::: TASK INPUTS

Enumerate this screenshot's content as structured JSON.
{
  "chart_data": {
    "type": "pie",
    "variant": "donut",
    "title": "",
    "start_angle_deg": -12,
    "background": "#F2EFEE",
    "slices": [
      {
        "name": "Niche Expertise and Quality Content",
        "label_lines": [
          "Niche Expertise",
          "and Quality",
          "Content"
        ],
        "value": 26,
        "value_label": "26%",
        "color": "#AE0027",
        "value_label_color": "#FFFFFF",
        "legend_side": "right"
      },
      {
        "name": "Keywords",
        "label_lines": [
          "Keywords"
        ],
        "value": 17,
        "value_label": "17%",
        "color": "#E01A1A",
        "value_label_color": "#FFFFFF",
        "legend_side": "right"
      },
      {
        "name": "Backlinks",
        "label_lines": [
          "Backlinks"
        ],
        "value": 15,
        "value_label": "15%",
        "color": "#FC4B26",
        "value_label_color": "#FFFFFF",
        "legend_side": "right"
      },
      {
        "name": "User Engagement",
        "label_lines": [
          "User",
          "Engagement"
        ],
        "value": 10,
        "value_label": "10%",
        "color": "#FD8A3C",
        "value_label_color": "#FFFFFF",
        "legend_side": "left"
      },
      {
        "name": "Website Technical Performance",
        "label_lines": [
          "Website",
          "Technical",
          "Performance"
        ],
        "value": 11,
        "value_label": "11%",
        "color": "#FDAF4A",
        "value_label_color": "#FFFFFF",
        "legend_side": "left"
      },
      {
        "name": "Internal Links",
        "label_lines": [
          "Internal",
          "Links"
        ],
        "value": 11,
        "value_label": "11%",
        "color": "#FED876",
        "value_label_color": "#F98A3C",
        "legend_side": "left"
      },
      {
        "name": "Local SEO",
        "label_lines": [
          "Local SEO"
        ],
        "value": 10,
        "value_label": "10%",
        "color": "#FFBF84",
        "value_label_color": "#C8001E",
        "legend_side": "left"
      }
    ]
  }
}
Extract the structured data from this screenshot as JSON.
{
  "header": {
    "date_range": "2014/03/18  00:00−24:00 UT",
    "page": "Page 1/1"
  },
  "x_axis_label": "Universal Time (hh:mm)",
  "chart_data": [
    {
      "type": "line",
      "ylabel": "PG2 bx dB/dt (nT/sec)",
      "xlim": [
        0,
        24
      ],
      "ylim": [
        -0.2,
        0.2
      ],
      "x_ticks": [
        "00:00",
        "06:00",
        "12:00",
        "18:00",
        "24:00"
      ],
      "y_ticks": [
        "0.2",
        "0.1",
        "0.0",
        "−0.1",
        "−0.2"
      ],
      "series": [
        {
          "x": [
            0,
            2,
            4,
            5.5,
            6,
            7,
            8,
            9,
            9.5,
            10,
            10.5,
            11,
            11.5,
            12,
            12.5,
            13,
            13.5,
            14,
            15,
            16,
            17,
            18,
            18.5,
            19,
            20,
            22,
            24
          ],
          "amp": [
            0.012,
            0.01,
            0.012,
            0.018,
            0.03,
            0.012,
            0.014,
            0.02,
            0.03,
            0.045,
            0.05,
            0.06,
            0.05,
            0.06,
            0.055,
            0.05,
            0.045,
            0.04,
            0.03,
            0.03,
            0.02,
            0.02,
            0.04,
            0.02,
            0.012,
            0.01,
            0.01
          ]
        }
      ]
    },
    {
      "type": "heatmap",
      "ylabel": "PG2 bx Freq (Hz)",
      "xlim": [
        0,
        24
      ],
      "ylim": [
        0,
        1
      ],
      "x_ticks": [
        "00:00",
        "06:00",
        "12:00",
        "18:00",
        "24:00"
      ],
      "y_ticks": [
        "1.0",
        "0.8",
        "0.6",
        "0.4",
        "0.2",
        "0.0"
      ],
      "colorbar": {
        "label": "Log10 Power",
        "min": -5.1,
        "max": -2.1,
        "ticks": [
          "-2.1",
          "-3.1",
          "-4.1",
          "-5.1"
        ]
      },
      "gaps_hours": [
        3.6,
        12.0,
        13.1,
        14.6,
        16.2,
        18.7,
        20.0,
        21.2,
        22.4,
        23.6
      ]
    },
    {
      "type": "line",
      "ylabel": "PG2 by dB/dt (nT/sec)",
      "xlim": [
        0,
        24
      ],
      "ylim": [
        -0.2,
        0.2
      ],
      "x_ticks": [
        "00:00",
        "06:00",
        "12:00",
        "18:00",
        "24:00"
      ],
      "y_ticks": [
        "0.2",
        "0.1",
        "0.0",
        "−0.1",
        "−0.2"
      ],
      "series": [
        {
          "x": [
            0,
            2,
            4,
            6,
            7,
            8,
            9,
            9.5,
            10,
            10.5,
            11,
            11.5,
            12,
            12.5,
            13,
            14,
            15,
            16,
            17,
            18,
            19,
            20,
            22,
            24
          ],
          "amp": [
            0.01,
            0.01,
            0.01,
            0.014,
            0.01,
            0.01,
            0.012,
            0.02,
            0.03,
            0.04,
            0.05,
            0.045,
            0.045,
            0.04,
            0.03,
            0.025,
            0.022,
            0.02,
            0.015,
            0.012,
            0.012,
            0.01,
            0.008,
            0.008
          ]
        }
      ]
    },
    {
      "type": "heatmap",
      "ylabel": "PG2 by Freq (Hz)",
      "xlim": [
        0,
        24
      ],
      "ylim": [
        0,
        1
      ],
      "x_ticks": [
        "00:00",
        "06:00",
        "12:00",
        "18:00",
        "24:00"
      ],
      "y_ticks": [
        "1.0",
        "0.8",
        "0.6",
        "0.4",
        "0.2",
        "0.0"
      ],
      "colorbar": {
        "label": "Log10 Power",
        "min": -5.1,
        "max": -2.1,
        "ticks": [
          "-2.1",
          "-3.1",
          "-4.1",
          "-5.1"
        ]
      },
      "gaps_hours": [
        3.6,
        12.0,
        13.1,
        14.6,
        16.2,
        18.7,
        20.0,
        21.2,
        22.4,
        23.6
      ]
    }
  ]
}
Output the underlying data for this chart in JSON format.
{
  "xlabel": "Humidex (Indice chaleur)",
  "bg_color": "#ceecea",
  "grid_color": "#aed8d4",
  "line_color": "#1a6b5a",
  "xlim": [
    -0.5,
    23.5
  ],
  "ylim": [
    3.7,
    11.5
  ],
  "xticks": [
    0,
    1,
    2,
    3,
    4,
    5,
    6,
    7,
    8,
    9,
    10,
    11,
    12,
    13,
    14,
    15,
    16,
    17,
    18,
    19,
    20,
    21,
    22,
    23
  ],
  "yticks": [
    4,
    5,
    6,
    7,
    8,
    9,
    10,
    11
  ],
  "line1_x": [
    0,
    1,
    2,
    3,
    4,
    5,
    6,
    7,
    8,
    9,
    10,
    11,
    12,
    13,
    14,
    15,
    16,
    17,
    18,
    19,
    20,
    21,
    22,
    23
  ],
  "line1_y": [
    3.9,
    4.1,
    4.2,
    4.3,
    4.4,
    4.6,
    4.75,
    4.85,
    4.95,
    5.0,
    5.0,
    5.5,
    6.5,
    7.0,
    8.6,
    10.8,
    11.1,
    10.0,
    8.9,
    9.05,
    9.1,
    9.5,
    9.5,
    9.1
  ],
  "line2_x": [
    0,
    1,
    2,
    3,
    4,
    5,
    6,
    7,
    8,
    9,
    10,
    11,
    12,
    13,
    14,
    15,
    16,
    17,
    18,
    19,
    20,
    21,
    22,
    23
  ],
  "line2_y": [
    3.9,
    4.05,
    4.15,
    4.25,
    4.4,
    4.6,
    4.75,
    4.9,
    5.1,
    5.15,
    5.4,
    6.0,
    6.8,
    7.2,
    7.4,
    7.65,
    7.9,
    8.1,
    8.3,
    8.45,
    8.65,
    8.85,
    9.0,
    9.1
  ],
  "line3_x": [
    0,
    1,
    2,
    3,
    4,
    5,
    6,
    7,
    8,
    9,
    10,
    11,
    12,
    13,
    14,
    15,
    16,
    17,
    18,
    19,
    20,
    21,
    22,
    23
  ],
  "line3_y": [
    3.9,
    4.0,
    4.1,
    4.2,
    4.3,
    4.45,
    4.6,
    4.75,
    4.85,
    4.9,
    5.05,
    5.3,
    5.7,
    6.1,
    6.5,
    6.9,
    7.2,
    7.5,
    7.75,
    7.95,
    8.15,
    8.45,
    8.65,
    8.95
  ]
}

::::::

Copy in full each line that holds the word "ylabel".

> **EXERCISE OUTPUT**
      "ylabel": "PG2 bx dB/dt (nT/sec)",
      "ylabel": "PG2 bx Freq (Hz)",
      "ylabel": "PG2 by dB/dt (nT/sec)",
      "ylabel": "PG2 by Freq (Hz)",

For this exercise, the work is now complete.